Your task - Search the listing for the string "Probability" and copy every line that contains it.

>> START Material to process

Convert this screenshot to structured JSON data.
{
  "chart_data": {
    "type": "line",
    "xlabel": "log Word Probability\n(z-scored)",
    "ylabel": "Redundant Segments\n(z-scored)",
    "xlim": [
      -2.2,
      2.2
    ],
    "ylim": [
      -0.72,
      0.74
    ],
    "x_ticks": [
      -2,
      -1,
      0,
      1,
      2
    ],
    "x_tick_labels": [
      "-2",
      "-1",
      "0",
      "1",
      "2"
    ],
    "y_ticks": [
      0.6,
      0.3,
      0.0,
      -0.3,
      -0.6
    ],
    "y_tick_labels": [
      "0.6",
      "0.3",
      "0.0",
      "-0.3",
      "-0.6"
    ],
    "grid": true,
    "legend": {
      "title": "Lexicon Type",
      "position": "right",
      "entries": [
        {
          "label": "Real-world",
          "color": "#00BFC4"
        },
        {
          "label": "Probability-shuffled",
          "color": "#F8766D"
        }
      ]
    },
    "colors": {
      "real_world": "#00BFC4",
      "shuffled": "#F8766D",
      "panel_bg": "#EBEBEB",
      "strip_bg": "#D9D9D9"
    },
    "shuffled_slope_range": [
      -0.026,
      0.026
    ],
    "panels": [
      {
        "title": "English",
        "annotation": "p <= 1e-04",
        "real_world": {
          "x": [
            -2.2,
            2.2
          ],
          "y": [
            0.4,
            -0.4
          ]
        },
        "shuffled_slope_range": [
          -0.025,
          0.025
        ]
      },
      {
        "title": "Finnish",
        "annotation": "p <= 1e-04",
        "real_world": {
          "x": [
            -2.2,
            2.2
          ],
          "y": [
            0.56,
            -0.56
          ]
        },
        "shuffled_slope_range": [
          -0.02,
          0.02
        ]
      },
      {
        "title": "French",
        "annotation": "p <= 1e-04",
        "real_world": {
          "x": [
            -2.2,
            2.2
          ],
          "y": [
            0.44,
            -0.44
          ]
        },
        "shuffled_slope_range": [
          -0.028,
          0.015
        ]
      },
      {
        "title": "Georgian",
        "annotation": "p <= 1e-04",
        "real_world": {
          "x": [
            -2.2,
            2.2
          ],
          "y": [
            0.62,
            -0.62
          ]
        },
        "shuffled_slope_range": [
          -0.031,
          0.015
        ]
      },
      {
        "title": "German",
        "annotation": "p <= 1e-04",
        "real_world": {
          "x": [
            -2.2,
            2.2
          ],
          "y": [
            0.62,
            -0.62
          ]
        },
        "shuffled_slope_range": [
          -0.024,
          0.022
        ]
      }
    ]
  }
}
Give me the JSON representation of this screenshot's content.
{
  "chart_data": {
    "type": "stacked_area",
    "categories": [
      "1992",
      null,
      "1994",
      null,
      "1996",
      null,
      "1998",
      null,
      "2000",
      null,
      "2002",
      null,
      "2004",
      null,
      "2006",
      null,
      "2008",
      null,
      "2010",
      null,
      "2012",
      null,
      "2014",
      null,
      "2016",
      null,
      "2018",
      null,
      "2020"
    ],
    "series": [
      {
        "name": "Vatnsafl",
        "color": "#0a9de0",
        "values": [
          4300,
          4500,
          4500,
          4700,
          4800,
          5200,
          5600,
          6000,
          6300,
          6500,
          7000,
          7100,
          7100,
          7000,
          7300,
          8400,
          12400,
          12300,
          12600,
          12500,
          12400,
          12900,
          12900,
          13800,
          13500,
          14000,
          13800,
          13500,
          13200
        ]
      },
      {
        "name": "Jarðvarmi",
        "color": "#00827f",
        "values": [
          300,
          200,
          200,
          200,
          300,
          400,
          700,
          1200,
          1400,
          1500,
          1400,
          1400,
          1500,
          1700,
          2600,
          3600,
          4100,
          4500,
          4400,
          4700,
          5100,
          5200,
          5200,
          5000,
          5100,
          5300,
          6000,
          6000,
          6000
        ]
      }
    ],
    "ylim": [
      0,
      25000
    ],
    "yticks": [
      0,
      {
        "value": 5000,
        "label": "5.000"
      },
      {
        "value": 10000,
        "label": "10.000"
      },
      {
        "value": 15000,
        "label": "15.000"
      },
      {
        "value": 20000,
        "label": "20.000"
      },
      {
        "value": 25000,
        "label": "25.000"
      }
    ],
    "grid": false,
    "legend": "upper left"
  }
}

>> END Material to process

Output below -
    "xlabel": "log Word Probability\n(z-scored)",
          "label": "Probability-shuffled",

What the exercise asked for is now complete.